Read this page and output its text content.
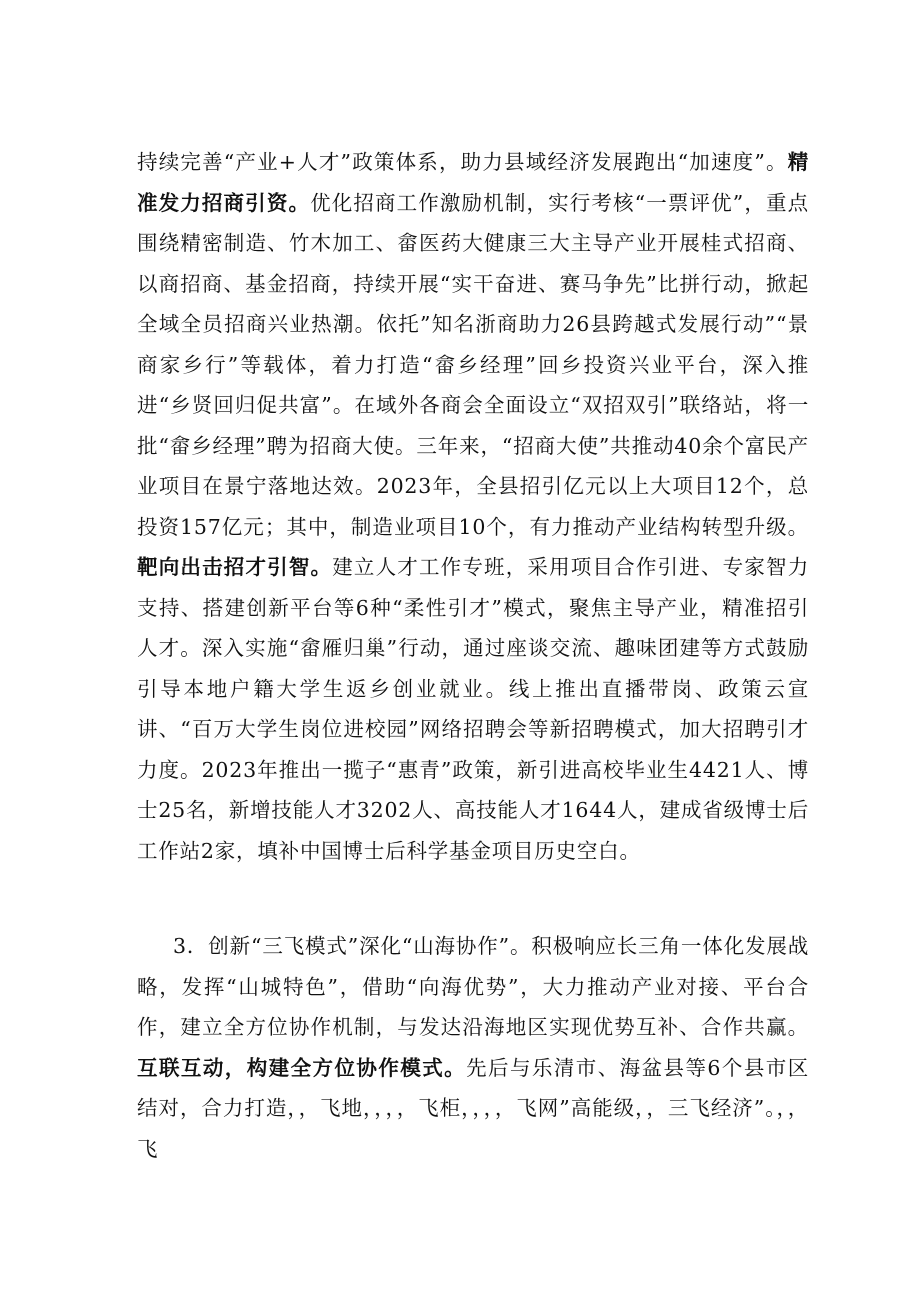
持续完善“产业+人才”政策体系，助力县域经济发展跑出“加速度”。精准发力招商引资。优化招商工作激励机制，实行考核“一票评优”，重点围绕精密制造、竹木加工、畲医药大健康三大主导产业开展桂式招商、以商招商、基金招商，持续开展“实干奋进、赛马争先”比拼行动，掀起全域全员招商兴业热潮。依托”知名浙商助力26县跨越式发展行动”“景商家乡行”等载体，着力打造“畲乡经理”回乡投资兴业平台，深入推进“乡贤回归促共富”。在域外各商会全面设立“双招双引”联络站，将一批“畲乡经理”聘为招商大使。三年来，“招商大使”共推动40余个富民产业项目在景宁落地达效。2023年，全县招引亿元以上大项目12个，总投资157亿元；其中，制造业项目10个，有力推动产业结构转型升级。靶向出击招才引智。建立人才工作专班，采用项目合作引进、专家智力支持、搭建创新平台等6种“柔性引才”模式，聚焦主导产业，精准招引人才。深入实施“畲雁归巢”行动，通过座谈交流、趣味团建等方式鼓励引导本地户籍大学生返乡创业就业。线上推出直播带岗、政策云宣讲、“百万大学生岗位进校园”网络招聘会等新招聘模式，加大招聘引才力度。2023年推出一揽子“惠青”政策，新引进高校毕业生4421人、博士25名，新增技能人才3202人、高技能人才1644人，建成省级博士后工作站2家，填补中国博士后科学基金项目历史空白。

3．创新“三飞模式”深化“山海协作”。积极响应长三角一体化发展战略，发挥“山城特色”，借助“向海优势”，大力推动产业对接、平台合作，建立全方位协作机制，与发达沿海地区实现优势互补、合作共赢。互联互动，构建全方位协作模式。先后与乐清市、海盆县等6个县市区结对，合力打造，，飞地，，，，飞柜，，，，飞网”高能级，，三飞经济”。，，飞
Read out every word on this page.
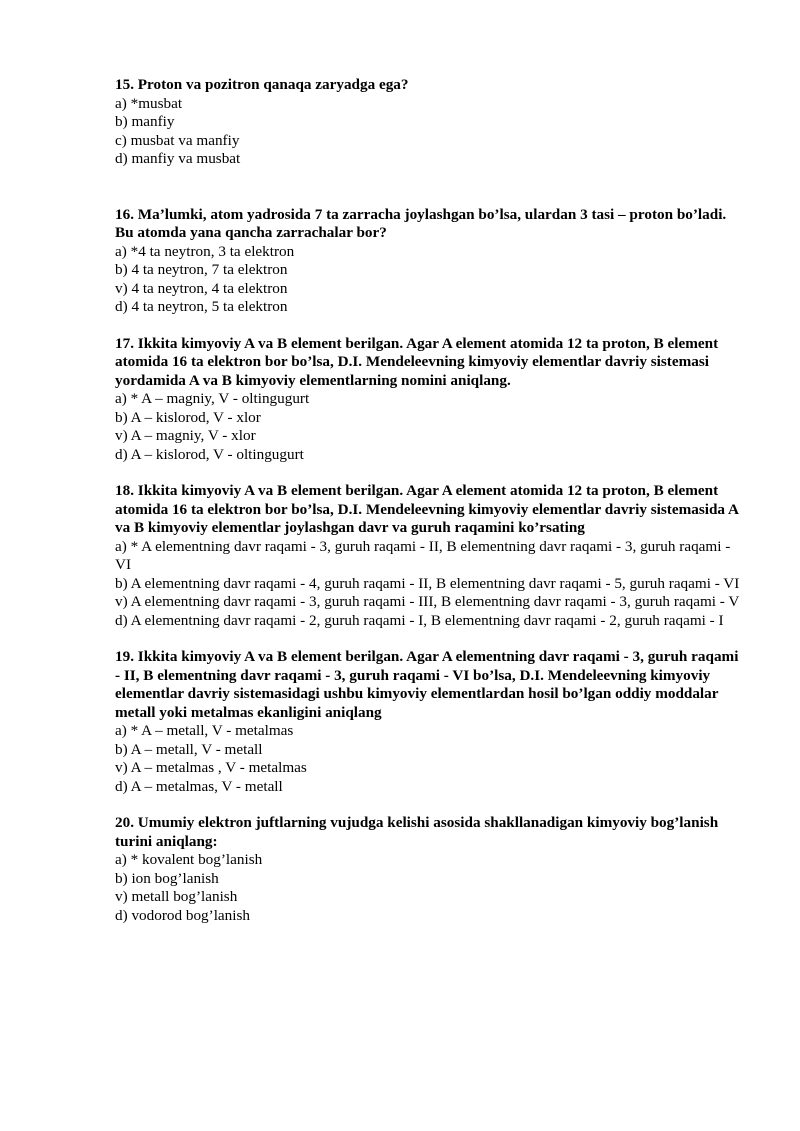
15. Proton va pozitron qanaqa zaryadga ega?

a) *musbat

b) manfiy

c) musbat va manfiy

d) manfiy va musbat

16. Ma’lumki, atom yadrosida 7 ta zarracha joylashgan bo’lsa, ulardan 3 tasi – proton bo’ladi. Bu atomda yana qancha zarrachalar bor?

a) *4 ta neytron, 3 ta elektron

b) 4 ta neytron, 7 ta elektron

v) 4 ta neytron, 4 ta elektron

d) 4 ta neytron, 5 ta elektron

17. Ikkita kimyoviy A va B element berilgan. Agar A element atomida 12 ta proton, B element atomida 16 ta elektron bor bo’lsa, D.I. Mendeleevning kimyoviy elementlar davriy sistemasi yordamida A va B kimyoviy elementlarning nomini aniqlang.

a) * A – magniy, V - oltingugurt

b) A – kislorod, V - xlor

v) A – magniy, V - xlor

d) A – kislorod, V - oltingugurt

18. Ikkita kimyoviy A va B element berilgan. Agar A element atomida 12 ta proton, B element atomida 16 ta elektron bor bo’lsa, D.I. Mendeleevning kimyoviy elementlar davriy sistemasida A va B kimyoviy elementlar joylashgan davr va guruh raqamini ko’rsating

a) * A elementning davr raqami - 3, guruh raqami - II, B elementning davr raqami - 3, guruh raqami - VI

b) A elementning davr raqami - 4, guruh raqami - II, B elementning davr raqami - 5, guruh raqami - VI

v) A elementning davr raqami - 3, guruh raqami - III, B elementning davr raqami - 3, guruh raqami - V

d) A elementning davr raqami - 2, guruh raqami - I, B elementning davr raqami - 2, guruh raqami - I

19. Ikkita kimyoviy A va B element berilgan. Agar A elementning davr raqami - 3, guruh raqami - II, B elementning davr raqami - 3, guruh raqami - VI bo’lsa, D.I. Mendeleevning kimyoviy elementlar davriy sistemasidagi ushbu kimyoviy elementlardan hosil bo’lgan oddiy moddalar metall yoki metalmas ekanligini aniqlang

a) * A – metall, V - metalmas

b) A – metall, V - metall

v) A – metalmas , V - metalmas

d) A – metalmas, V - metall

20. Umumiy elektron juftlarning vujudga kelishi asosida shakllanadigan kimyoviy bog’lanish turini aniqlang:

a) * kovalent bog’lanish

b) ion bog’lanish

v) metall bog’lanish

d) vodorod bog’lanish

—————

## Aim of the task:
Write out every line of the data that holds the word "neytron".

## Result below:
a) *4 ta neytron, 3 ta elektron
b) 4 ta neytron, 7 ta elektron
v) 4 ta neytron, 4 ta elektron
d) 4 ta neytron, 5 ta elektron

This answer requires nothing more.